▸ **MATERIAL SUPPLIED**:

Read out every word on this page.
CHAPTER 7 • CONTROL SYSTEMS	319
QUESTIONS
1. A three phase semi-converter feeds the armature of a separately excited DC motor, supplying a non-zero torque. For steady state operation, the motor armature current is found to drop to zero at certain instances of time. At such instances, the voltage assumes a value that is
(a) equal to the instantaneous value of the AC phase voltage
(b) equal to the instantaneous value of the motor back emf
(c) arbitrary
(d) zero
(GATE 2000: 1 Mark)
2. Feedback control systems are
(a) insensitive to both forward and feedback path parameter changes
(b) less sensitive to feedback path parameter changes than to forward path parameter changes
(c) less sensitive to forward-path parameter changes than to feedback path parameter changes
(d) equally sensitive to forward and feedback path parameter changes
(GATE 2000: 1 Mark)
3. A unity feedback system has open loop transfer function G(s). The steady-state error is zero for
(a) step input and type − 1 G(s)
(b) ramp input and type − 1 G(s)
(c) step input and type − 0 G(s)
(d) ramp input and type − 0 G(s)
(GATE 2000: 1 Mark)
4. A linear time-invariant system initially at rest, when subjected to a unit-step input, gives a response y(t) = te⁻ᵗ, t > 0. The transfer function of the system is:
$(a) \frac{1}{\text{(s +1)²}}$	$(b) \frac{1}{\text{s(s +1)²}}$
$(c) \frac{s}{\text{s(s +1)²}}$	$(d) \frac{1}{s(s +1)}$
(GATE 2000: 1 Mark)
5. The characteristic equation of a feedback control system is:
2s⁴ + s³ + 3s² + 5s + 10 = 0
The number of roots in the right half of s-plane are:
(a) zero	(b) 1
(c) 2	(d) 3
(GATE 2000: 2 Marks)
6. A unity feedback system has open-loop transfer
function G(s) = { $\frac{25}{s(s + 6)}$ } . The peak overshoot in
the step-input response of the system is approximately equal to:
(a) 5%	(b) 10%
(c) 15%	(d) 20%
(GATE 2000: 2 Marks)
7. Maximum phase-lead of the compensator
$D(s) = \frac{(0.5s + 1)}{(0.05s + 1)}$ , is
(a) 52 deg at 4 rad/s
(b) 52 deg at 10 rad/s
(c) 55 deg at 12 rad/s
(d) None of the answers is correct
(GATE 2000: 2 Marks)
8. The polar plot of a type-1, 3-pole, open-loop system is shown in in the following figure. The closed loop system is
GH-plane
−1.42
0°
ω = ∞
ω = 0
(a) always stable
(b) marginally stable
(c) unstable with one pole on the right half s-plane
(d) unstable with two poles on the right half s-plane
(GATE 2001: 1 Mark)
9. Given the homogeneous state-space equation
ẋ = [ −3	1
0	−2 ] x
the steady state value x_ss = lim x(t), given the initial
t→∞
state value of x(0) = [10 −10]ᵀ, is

▸ **EXERCISE DESCRIPTION**: Search the data for the string "step" and copy each line where it appears.

▸ **OUTPUT OF THE EXERCISE**:
(a) step input and type − 1 G(s)
(c) step input and type − 0 G(s)
4. A linear time-invariant system initially at rest, when subjected to a unit-step input, gives a response y(t) = te⁻ᵗ, t > 0. The transfer function of the system is:
the step-input response of the system is approximately equal to:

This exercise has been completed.